_The records_
········

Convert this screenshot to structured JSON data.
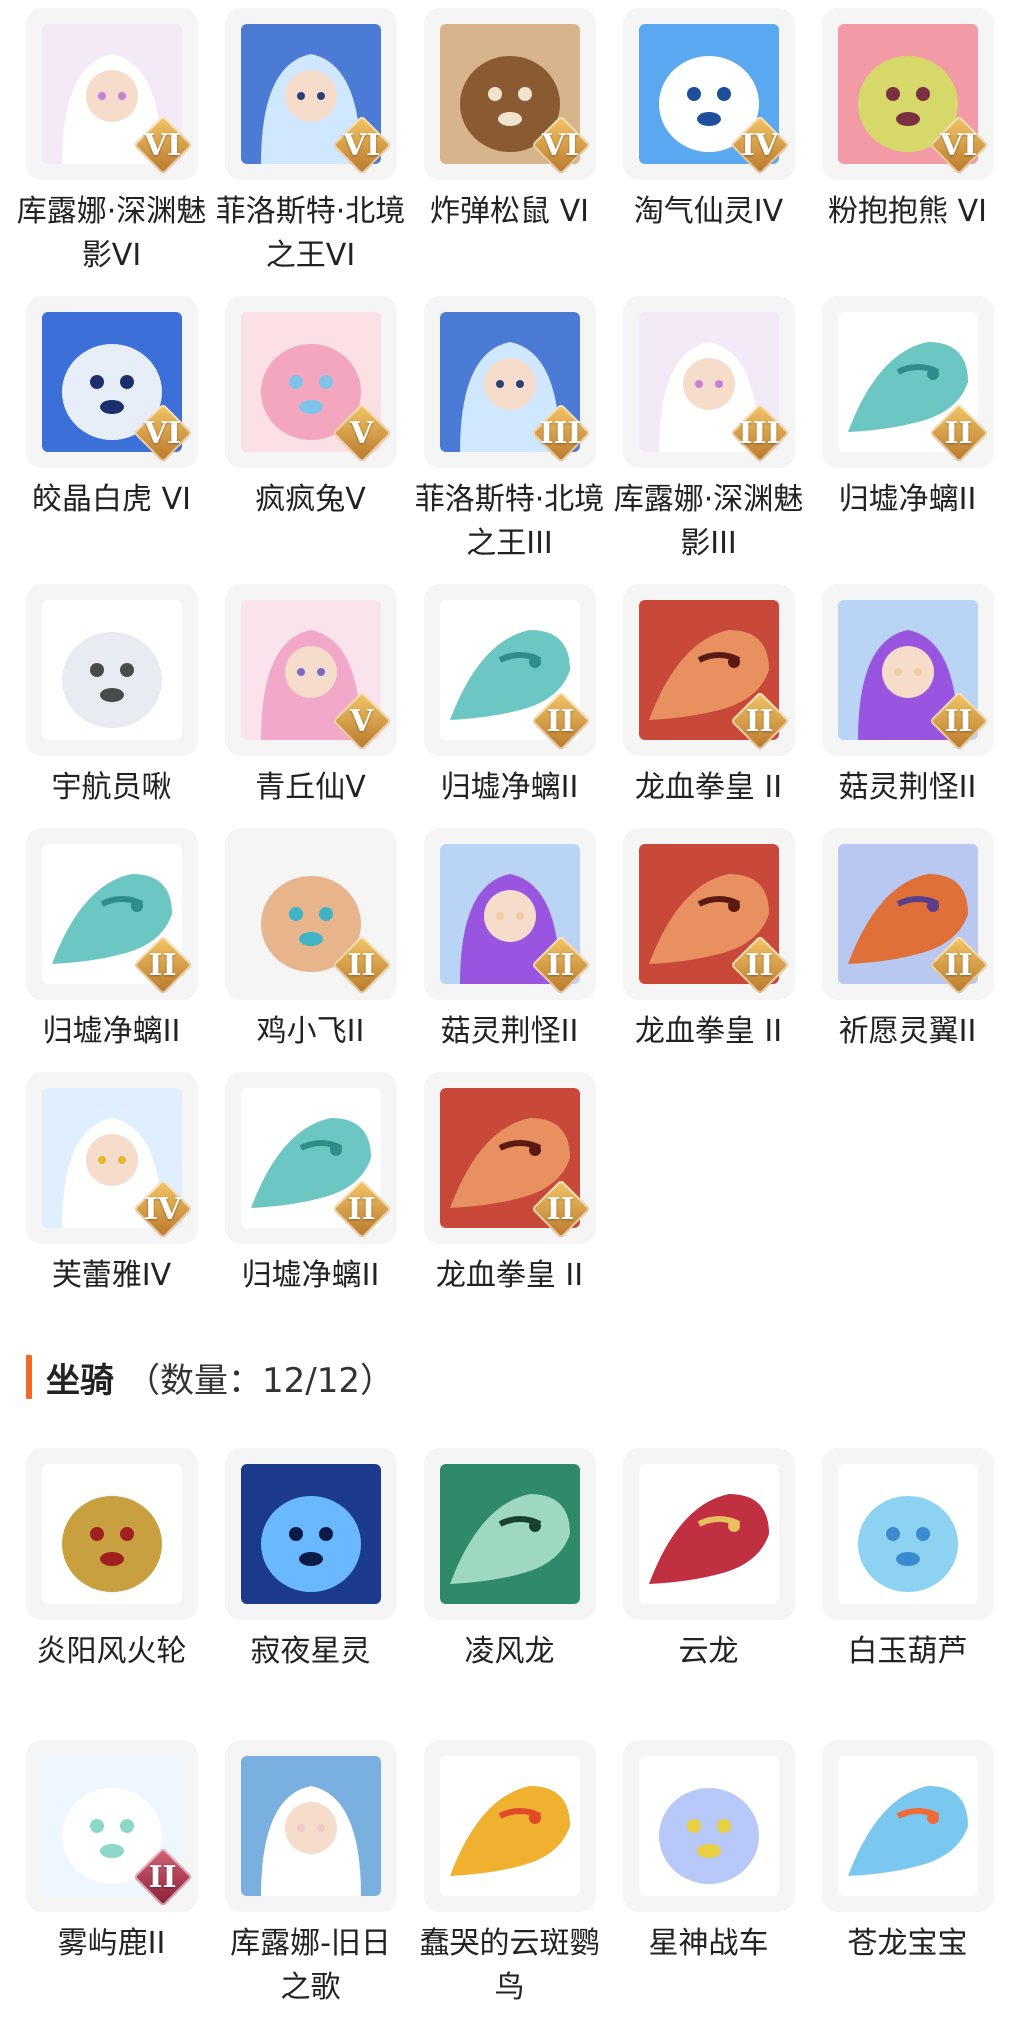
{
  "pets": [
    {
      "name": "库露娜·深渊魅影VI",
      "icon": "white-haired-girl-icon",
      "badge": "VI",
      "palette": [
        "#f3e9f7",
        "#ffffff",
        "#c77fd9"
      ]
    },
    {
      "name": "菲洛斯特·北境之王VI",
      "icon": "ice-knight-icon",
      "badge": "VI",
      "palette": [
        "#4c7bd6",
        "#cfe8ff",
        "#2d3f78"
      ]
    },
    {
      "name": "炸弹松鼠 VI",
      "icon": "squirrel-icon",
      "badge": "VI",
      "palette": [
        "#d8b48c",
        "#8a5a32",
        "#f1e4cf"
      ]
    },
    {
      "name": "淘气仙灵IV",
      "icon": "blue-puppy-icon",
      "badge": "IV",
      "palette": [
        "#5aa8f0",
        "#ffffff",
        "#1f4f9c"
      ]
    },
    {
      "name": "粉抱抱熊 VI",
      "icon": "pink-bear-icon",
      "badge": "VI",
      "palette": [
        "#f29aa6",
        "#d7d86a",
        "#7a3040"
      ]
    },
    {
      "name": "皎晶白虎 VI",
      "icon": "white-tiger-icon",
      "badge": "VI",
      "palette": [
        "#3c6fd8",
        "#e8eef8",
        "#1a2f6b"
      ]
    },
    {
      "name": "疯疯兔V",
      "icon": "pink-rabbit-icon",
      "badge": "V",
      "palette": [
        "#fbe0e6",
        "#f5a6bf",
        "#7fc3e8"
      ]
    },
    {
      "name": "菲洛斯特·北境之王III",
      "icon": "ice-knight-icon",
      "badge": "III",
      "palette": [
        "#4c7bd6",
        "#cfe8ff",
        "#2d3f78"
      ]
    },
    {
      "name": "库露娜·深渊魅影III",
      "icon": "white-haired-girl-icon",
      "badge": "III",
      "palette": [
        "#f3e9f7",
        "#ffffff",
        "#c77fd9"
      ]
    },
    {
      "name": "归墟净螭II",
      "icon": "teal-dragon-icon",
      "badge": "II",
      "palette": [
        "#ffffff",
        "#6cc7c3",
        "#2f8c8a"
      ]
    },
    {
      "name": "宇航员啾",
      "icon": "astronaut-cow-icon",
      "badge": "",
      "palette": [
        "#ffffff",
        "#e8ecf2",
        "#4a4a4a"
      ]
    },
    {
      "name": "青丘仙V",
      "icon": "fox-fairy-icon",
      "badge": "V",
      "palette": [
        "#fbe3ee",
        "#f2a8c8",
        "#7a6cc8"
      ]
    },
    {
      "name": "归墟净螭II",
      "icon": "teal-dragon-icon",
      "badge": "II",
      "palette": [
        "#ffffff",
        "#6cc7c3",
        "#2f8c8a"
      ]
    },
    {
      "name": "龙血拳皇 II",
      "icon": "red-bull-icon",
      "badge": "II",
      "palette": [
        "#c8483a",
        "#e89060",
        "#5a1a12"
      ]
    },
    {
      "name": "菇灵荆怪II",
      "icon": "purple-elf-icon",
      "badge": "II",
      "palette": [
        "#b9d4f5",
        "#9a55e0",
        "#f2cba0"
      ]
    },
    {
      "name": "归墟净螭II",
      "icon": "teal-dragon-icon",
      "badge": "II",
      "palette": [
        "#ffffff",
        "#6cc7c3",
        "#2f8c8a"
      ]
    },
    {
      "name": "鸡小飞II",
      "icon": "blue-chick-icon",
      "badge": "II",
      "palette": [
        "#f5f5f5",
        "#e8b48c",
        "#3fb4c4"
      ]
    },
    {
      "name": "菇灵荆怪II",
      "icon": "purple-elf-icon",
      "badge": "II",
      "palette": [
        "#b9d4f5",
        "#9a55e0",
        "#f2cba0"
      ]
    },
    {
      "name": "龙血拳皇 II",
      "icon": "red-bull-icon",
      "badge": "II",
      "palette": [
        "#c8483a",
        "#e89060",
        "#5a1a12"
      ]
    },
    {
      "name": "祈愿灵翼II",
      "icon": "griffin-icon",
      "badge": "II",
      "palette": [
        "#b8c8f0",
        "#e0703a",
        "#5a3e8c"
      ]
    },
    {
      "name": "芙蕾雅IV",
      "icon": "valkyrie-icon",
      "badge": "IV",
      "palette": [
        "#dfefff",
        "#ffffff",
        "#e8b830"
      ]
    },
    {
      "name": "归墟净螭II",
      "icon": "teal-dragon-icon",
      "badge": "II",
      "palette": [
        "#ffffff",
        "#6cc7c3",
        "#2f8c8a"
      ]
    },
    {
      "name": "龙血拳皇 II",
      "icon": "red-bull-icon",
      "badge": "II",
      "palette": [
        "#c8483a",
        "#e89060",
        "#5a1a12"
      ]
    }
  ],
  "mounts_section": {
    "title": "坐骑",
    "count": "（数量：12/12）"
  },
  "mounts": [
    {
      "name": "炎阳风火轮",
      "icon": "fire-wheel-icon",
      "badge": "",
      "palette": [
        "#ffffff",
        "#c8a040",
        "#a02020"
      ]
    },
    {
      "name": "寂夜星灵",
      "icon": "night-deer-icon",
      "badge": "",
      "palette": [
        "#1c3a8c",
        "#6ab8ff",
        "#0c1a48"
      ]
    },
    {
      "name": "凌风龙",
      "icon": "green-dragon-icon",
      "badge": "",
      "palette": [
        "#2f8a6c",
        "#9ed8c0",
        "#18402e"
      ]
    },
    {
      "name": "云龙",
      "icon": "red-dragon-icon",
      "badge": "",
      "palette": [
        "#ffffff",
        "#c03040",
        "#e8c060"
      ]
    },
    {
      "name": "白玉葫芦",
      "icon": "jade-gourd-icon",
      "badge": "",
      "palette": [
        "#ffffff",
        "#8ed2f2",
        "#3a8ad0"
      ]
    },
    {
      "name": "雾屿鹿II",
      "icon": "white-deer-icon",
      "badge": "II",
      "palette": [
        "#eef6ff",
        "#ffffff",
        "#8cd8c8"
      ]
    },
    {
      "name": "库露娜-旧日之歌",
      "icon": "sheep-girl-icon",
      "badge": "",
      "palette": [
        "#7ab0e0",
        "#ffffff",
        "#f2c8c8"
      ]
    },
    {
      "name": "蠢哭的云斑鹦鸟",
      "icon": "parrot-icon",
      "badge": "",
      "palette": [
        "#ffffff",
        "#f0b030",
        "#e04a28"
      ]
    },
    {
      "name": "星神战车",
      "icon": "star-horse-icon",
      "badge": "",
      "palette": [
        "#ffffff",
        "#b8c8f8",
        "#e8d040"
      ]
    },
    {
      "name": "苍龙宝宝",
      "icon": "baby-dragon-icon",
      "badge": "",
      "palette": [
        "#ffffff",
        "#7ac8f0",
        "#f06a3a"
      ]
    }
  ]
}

········

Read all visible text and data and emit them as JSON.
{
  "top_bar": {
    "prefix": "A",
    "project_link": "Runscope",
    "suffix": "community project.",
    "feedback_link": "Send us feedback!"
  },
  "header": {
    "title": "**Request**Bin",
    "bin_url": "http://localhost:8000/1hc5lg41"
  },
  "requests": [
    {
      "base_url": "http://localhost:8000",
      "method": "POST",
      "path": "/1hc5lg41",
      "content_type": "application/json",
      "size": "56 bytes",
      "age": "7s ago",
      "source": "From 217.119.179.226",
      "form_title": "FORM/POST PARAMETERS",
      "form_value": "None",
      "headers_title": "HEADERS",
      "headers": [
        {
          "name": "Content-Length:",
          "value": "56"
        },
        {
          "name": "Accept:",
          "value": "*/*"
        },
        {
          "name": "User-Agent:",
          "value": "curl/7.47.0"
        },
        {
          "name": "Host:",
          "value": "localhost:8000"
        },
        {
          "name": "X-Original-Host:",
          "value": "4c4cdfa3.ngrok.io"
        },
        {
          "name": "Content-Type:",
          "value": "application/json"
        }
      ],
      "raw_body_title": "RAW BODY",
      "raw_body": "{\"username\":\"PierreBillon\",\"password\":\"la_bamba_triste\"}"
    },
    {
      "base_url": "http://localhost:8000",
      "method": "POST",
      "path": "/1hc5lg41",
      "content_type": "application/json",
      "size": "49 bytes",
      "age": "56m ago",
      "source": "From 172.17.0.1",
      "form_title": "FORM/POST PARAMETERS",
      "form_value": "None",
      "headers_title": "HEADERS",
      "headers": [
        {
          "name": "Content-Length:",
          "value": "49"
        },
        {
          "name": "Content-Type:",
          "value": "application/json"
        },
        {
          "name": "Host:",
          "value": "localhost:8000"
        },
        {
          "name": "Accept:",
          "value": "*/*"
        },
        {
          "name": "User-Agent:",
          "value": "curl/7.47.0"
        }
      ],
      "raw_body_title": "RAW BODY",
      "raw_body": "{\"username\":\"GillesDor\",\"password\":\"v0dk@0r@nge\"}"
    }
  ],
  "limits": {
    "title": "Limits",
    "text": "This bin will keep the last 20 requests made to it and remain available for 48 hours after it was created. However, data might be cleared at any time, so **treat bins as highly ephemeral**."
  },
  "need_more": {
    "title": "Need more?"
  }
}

········

Pull every line containing the word "data" out of the material and copy it.

_Task solution_
Convert this screenshot to structured JSON data.
Read all visible text and data and emit them as JSON.
    "text": "This bin will keep the last 20 requests made to it and remain available for 48 hours after it was created. However, data might be cleared at any time, so **treat bins as highly ephemeral**."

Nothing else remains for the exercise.